Search the material below for the word "Node". Copy every line that has it.

** start of DATA SHOWN **

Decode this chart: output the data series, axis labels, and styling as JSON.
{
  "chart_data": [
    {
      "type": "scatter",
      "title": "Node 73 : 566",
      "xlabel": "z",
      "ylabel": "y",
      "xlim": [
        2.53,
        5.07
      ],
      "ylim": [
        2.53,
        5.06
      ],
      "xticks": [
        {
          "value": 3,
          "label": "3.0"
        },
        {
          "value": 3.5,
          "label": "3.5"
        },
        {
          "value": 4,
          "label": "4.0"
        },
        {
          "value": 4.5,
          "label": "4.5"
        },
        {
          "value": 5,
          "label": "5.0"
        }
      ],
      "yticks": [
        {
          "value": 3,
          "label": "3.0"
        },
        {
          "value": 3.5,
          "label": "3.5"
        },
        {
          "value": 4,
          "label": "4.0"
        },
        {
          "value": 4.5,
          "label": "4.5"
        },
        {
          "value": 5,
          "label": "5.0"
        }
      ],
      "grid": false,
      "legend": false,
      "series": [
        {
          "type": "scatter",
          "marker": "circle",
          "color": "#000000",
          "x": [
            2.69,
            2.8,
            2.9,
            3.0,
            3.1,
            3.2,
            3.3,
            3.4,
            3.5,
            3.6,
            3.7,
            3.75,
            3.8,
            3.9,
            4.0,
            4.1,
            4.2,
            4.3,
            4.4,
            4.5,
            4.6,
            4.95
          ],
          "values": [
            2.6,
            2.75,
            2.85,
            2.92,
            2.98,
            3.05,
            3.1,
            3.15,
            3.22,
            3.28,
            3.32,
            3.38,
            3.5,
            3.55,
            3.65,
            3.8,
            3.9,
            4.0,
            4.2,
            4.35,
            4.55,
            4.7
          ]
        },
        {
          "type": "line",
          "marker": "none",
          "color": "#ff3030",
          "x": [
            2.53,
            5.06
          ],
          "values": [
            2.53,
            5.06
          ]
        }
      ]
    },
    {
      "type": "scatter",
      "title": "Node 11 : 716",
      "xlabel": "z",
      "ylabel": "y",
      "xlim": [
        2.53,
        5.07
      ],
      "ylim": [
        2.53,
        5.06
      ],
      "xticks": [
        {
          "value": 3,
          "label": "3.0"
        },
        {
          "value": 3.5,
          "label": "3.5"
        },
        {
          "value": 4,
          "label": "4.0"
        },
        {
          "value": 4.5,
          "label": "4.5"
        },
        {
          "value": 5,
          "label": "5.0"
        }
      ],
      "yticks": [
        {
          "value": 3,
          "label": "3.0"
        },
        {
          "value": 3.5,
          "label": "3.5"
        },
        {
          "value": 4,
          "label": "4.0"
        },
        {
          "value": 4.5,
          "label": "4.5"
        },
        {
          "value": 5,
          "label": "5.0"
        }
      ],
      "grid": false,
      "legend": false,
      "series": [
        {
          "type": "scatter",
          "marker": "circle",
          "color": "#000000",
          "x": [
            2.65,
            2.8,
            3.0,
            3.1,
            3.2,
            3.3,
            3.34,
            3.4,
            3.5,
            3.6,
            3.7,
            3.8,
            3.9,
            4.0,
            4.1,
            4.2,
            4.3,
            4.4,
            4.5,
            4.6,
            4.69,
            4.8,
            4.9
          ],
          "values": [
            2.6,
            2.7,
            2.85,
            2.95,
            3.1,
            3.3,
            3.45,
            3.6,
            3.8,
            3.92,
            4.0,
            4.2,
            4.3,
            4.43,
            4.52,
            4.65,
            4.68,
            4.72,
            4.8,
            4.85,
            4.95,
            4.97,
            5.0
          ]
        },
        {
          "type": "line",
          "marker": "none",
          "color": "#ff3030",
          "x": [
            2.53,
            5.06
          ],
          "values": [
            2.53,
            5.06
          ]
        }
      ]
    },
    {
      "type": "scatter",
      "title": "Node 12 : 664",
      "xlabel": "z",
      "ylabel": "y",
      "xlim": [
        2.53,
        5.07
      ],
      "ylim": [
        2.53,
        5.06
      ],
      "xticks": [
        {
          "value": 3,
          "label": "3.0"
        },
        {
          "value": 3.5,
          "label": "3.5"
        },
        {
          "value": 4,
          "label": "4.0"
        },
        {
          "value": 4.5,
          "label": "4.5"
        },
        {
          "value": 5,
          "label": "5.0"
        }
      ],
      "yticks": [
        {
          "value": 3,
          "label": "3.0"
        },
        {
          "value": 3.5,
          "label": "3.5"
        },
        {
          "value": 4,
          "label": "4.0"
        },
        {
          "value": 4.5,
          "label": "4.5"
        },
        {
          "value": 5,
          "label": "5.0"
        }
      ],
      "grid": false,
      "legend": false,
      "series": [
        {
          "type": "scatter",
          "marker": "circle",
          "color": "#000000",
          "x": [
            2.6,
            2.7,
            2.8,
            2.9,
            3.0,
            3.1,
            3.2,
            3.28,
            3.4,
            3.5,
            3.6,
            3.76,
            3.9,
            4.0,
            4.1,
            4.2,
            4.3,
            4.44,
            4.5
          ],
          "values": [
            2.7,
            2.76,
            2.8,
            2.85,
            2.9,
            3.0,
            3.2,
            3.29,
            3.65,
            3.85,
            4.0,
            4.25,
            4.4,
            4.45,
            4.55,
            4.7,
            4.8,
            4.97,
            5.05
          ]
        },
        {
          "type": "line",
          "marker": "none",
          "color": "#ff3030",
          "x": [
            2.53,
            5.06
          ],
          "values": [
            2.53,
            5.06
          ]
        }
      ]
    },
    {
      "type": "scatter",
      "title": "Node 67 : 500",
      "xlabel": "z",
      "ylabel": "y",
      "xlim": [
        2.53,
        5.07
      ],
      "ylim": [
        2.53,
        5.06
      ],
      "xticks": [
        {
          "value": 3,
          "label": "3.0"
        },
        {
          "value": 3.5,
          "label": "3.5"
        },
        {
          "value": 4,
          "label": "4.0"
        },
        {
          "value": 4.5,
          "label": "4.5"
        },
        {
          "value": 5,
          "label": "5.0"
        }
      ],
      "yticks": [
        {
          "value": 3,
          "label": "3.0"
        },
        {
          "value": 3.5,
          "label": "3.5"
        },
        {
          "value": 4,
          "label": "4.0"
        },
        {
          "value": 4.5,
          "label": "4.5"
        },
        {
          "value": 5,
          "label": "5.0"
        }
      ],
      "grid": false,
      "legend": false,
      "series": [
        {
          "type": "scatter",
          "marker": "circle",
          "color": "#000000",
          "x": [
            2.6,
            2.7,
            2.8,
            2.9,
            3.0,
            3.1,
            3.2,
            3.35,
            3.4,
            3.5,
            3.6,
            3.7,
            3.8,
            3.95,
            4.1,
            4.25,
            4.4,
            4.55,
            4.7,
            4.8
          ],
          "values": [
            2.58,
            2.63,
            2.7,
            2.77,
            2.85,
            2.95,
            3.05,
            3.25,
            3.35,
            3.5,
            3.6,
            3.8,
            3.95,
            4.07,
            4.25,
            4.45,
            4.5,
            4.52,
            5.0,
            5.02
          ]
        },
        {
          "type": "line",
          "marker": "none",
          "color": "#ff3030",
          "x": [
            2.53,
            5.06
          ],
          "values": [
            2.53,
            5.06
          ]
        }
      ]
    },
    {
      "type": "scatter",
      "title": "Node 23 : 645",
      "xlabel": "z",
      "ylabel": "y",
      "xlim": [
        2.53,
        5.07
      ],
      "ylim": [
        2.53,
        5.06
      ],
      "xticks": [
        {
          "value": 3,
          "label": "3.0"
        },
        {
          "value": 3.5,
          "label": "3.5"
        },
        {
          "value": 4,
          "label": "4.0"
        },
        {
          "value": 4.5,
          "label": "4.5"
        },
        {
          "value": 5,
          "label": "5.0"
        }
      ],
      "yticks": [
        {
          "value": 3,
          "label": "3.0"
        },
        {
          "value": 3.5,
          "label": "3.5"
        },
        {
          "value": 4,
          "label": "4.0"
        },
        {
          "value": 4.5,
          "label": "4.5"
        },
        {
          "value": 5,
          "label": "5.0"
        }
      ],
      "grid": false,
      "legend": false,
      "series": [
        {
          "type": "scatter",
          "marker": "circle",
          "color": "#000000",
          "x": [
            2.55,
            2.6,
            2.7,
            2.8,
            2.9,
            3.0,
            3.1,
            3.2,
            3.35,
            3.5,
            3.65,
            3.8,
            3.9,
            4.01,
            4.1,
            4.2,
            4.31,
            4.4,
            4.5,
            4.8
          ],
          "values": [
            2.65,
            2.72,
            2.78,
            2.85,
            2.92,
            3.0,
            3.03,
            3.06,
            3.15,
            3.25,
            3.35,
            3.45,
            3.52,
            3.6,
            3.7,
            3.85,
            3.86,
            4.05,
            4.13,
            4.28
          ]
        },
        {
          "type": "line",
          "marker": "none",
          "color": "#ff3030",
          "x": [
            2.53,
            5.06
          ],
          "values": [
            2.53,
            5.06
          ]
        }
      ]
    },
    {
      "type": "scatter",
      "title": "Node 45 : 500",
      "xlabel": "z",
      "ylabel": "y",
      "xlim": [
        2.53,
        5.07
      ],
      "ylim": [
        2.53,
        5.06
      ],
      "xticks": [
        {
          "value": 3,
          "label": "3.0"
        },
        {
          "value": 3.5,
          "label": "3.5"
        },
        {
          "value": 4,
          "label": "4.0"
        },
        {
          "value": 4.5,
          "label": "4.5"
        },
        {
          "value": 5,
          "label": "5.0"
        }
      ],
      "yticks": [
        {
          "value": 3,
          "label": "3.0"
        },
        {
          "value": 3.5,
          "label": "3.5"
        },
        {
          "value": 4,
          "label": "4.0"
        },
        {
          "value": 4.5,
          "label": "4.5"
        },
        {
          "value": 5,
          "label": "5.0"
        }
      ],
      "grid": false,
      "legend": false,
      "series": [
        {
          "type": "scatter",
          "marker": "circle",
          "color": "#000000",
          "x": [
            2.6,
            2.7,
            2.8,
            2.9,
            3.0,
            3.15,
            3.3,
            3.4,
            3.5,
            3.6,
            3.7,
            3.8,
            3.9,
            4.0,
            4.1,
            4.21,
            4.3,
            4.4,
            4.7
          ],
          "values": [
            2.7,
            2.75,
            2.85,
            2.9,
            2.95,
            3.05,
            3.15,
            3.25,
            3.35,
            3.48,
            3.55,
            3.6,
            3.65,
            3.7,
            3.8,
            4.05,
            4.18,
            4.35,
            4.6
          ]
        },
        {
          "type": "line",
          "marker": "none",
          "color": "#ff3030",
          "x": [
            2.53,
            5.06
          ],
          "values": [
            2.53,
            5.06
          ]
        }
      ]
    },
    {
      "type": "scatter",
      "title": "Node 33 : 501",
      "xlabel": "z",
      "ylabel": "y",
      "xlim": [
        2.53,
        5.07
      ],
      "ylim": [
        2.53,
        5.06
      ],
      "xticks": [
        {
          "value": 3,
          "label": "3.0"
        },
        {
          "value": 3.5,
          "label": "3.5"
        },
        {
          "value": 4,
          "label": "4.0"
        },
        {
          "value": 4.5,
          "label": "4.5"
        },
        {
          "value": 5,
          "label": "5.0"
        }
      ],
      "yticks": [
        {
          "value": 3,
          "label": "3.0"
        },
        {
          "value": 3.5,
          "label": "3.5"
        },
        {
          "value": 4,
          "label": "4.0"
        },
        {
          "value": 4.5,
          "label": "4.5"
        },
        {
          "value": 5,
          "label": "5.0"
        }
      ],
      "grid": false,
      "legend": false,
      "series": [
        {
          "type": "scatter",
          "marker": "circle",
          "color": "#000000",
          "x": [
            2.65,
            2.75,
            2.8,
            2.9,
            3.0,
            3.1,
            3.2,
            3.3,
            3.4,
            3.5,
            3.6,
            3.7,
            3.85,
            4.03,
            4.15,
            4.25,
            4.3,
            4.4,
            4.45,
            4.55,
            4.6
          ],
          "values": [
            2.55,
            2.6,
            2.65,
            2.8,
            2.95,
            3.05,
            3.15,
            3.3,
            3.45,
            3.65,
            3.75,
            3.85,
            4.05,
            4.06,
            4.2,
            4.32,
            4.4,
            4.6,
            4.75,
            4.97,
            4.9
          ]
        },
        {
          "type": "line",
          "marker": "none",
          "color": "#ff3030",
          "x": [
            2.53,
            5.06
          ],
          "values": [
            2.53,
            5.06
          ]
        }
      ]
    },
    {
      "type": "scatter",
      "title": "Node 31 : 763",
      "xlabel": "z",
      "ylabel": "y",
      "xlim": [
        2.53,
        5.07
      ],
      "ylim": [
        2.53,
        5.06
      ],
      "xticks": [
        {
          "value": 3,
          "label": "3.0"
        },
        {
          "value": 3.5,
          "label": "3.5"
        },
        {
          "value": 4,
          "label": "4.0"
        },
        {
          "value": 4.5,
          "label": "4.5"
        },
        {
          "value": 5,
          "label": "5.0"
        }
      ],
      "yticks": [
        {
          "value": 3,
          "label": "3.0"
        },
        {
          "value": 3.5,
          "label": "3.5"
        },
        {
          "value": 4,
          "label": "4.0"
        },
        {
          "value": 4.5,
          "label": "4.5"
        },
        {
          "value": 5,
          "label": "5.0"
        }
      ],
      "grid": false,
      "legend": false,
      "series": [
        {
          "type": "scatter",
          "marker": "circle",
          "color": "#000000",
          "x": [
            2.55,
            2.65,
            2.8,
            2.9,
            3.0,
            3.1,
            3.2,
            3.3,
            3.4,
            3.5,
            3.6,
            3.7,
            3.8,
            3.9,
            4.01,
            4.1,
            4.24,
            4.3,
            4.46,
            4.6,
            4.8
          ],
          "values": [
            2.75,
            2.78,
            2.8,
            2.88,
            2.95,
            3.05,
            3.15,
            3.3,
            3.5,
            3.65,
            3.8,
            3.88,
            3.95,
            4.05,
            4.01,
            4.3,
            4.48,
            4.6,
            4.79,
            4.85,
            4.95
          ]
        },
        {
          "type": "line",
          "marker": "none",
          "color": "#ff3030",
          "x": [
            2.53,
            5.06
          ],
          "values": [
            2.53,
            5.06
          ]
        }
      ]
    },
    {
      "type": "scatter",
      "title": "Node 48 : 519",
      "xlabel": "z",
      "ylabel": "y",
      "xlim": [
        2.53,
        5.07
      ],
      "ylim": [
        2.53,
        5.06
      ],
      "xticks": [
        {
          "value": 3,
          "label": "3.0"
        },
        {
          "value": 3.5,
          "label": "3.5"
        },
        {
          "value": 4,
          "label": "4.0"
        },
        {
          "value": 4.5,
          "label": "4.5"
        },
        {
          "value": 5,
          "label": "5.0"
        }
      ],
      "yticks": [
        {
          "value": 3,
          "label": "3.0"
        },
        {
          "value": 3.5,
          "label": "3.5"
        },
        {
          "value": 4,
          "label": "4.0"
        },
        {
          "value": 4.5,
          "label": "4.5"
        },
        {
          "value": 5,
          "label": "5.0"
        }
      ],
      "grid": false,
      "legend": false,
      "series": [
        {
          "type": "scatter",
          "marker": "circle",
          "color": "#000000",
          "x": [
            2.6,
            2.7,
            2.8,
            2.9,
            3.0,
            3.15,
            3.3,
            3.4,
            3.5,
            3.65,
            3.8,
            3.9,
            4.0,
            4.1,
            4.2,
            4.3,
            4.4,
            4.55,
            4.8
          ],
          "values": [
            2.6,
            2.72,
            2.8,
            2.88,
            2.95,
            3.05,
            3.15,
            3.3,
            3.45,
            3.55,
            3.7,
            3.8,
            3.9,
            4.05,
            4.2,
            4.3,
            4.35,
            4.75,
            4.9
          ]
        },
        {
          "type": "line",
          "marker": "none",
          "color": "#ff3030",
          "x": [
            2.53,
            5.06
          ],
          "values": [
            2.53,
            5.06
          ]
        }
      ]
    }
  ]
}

** end of DATA SHOWN **

→ ANSWER TO THIS PROBLEM:
      "title": "Node 73 : 566",
      "title": "Node 11 : 716",
      "title": "Node 12 : 664",
      "title": "Node 67 : 500",
      "title": "Node 23 : 645",
      "title": "Node 45 : 500",
      "title": "Node 33 : 501",
      "title": "Node 31 : 763",
      "title": "Node 48 : 519",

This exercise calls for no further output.